→ Record set:
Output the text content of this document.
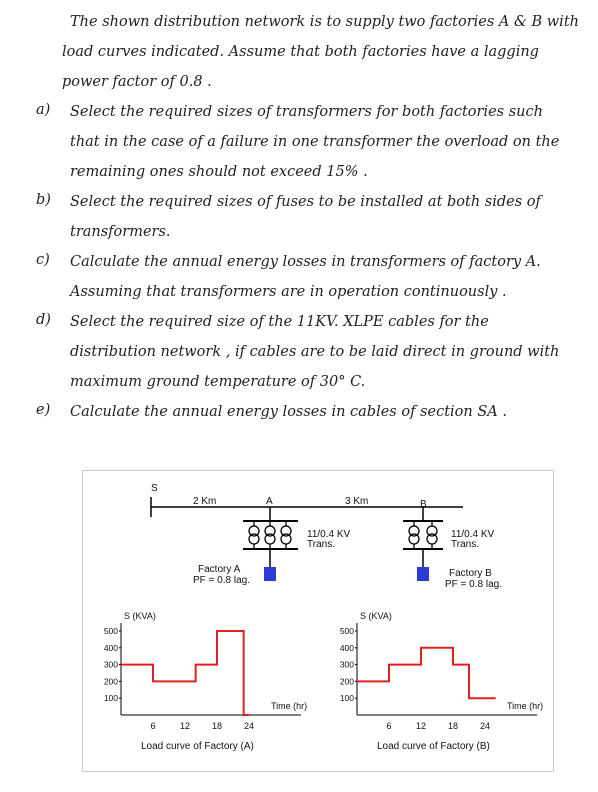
The shown distribution network is to supply two factories A & B with
load curves indicated. Assume that both factories have a lagging
power factor of 0.8 .
a) Select the required sizes of transformers for both factories such
that in the case of a failure in one transformer the overload on the
remaining ones should not exceed 15% .
b) Select the required sizes of fuses to be installed at both sides of
transformers.
c) Calculate the annual energy losses in transformers of factory A.
Assuming that transformers are in operation continuously .
d) Select the required size of the 11KV. XLPE cables for the
distribution network , if cables are to be laid direct in ground with
maximum ground temperature of 30° C.
e) Calculate the annual energy losses in cables of section SA .
S
2 Km	A	3 Km	B
11/0.4 KV
Trans.
Factory A
PF = 0.8 lag.
11/0.4 KV
Trans.
Factory B
PF = 0.8 lag.
S (KVA)
100
200
300
400
500
6	12 18 24
Time (hr)
Load curve of Factory (A)
S (KVA)
100
200
300
400
500
6	12 18 24
Time (hr)
Load curve of Factory (B)
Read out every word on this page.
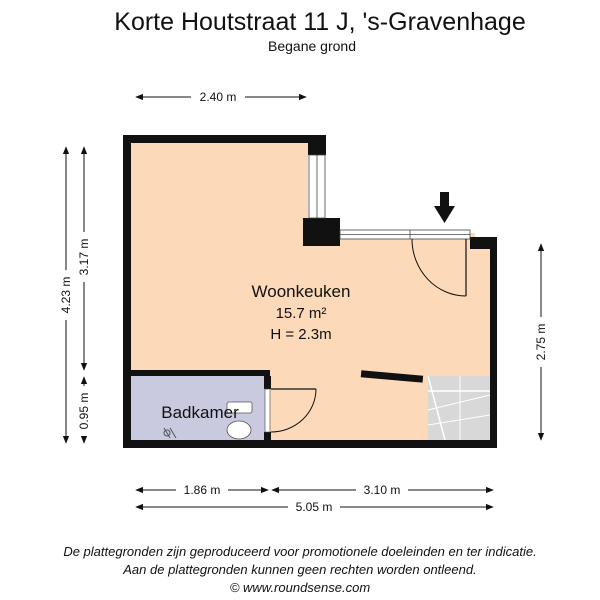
Korte Houtstraat 11 J, 's-Gravenhage
Begane grond
2.40 m
4.23 m
3.17 m
0.95 m
2.75 m
Woonkeuken
15.7 m²
H = 2.3m
Badkamer
1.86 m	3.10 m
5.05 m
De plattegronden zijn geproduceerd voor promotionele doeleinden en ter indicatie.
Aan de plattegronden kunnen geen rechten worden ontleend.
© www.roundsense.com
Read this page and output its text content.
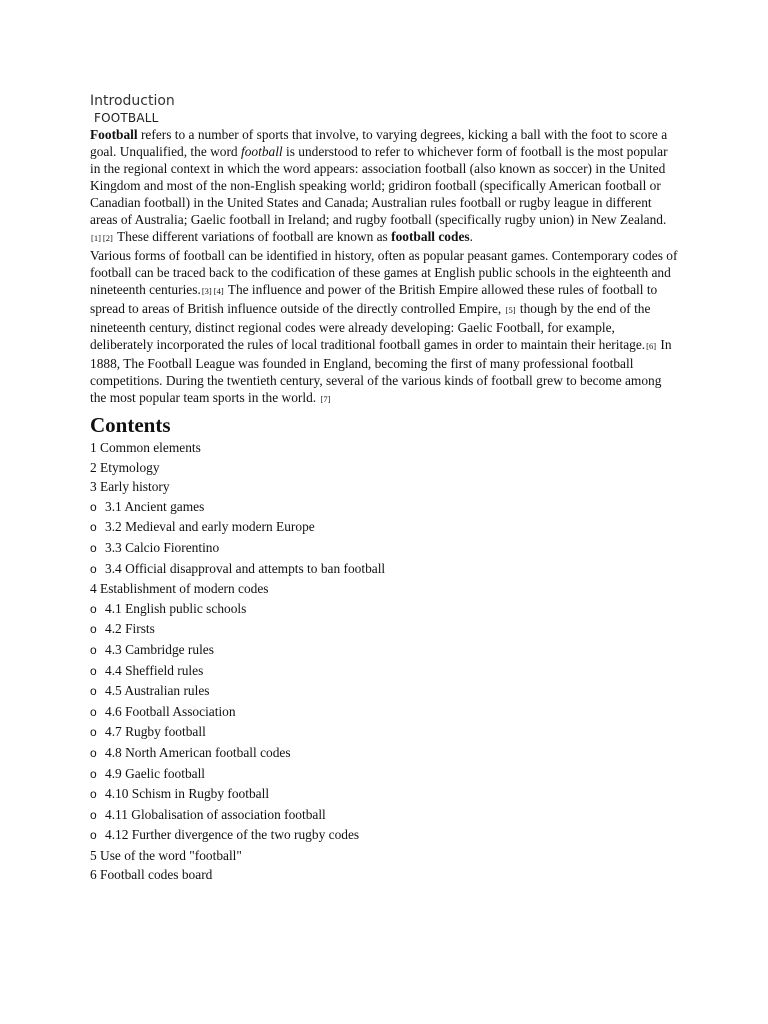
Introduction
FOOTBALL

Football refers to a number of sports that involve, to varying degrees, kicking a ball with the foot to score a goal. Unqualified, the word football is understood to refer to whichever form of football is the most popular in the regional context in which the word appears: association football (also known as soccer) in the United Kingdom and most of the non-English speaking world; gridiron football (specifically American football or Canadian football) in the United States and Canada; Australian rules football or rugby league in different areas of Australia; Gaelic football in Ireland; and rugby football (specifically rugby union) in New Zealand. [1] [2] These different variations of football are known as football codes.

Various forms of football can be identified in history, often as popular peasant games. Contemporary codes of football can be traced back to the codification of these games at English public schools in the eighteenth and nineteenth centuries.[3] [4] The influence and power of the British Empire allowed these rules of football to spread to areas of British influence outside of the directly controlled Empire, [5] though by the end of the nineteenth century, distinct regional codes were already developing: Gaelic Football, for example, deliberately incorporated the rules of local traditional football games in order to maintain their heritage.[6] In 1888, The Football League was founded in England, becoming the first of many professional football competitions. During the twentieth century, several of the various kinds of football grew to become among the most popular team sports in the world. [7]

Contents
1 Common elements
2 Etymology
3 Early history
o 3.1 Ancient games
o 3.2 Medieval and early modern Europe
o 3.3 Calcio Fiorentino
o 3.4 Official disapproval and attempts to ban football
4 Establishment of modern codes
o 4.1 English public schools
o 4.2 Firsts
o 4.3 Cambridge rules
o 4.4 Sheffield rules
o 4.5 Australian rules
o 4.6 Football Association
o 4.7 Rugby football
o 4.8 North American football codes
o 4.9 Gaelic football
o 4.10 Schism in Rugby football
o 4.11 Globalisation of association football
o 4.12 Further divergence of the two rugby codes
5 Use of the word "football"
6 Football codes board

→ Instruction:
Quote in full the listing given above; the images are to be left out.

→ Worked answer:
Output the text content of this document.
The shown distribution network is to supply two factories A & B with
load curves indicated. Assume that both factories have a lagging
power factor of 0.8 .
a) Select the required sizes of transformers for both factories such
that in the case of a failure in one transformer the overload on the
remaining ones should not exceed 15% .
b) Select the required sizes of fuses to be installed at both sides of
transformers.
c) Calculate the annual energy losses in transformers of factory A.
Assuming that transformers are in operation continuously .
d) Select the required size of the 11KV. XLPE cables for the
distribution network , if cables are to be laid direct in ground with
maximum ground temperature of 30° C.
e) Calculate the annual energy losses in cables of section SA .
S
2 Km	A	3 Km	B
11/0.4 KV
Trans.
Factory A
PF = 0.8 lag.
11/0.4 KV
Trans.
Factory B
PF = 0.8 lag.
S (KVA)
100
200
300
400
500
6	12 18 24
Time (hr)
Load curve of Factory (A)
S (KVA)
100
200
300
400
500
6	12 18 24
Time (hr)
Load curve of Factory (B)
Read out every word on this page.
Korte Houtstraat 11 J, 's-Gravenhage
Begane grond
2.40 m
4.23 m
3.17 m
0.95 m
2.75 m
Woonkeuken
15.7 m²
H = 2.3m
Badkamer
1.86 m	3.10 m
5.05 m
De plattegronden zijn geproduceerd voor promotionele doeleinden en ter indicatie.
Aan de plattegronden kunnen geen rechten worden ontleend.
© www.roundsense.com
Read this page and output its text content.
Introduction
FOOTBALL

Football refers to a number of sports that involve, to varying degrees, kicking a ball with the foot to score a goal. Unqualified, the word football is understood to refer to whichever form of football is the most popular in the regional context in which the word appears: association football (also known as soccer) in the United Kingdom and most of the non-English speaking world; gridiron football (specifically American football or Canadian football) in the United States and Canada; Australian rules football or rugby league in different areas of Australia; Gaelic football in Ireland; and rugby football (specifically rugby union) in New Zealand. [1] [2] These different variations of football are known as football codes.

Various forms of football can be identified in history, often as popular peasant games. Contemporary codes of football can be traced back to the codification of these games at English public schools in the eighteenth and nineteenth centuries.[3] [4] The influence and power of the British Empire allowed these rules of football to spread to areas of British influence outside of the directly controlled Empire, [5] though by the end of the nineteenth century, distinct regional codes were already developing: Gaelic Football, for example, deliberately incorporated the rules of local traditional football games in order to maintain their heritage.[6] In 1888, The Football League was founded in England, becoming the first of many professional football competitions. During the twentieth century, several of the various kinds of football grew to become among the most popular team sports in the world. [7]

Contents
1 Common elements
2 Etymology
3 Early history
o 3.1 Ancient games
o 3.2 Medieval and early modern Europe
o 3.3 Calcio Fiorentino
o 3.4 Official disapproval and attempts to ban football
4 Establishment of modern codes
o 4.1 English public schools
o 4.2 Firsts
o 4.3 Cambridge rules
o 4.4 Sheffield rules
o 4.5 Australian rules
o 4.6 Football Association
o 4.7 Rugby football
o 4.8 North American football codes
o 4.9 Gaelic football
o 4.10 Schism in Rugby football
o 4.11 Globalisation of association football
o 4.12 Further divergence of the two rugby codes
5 Use of the word "football"
6 Football codes board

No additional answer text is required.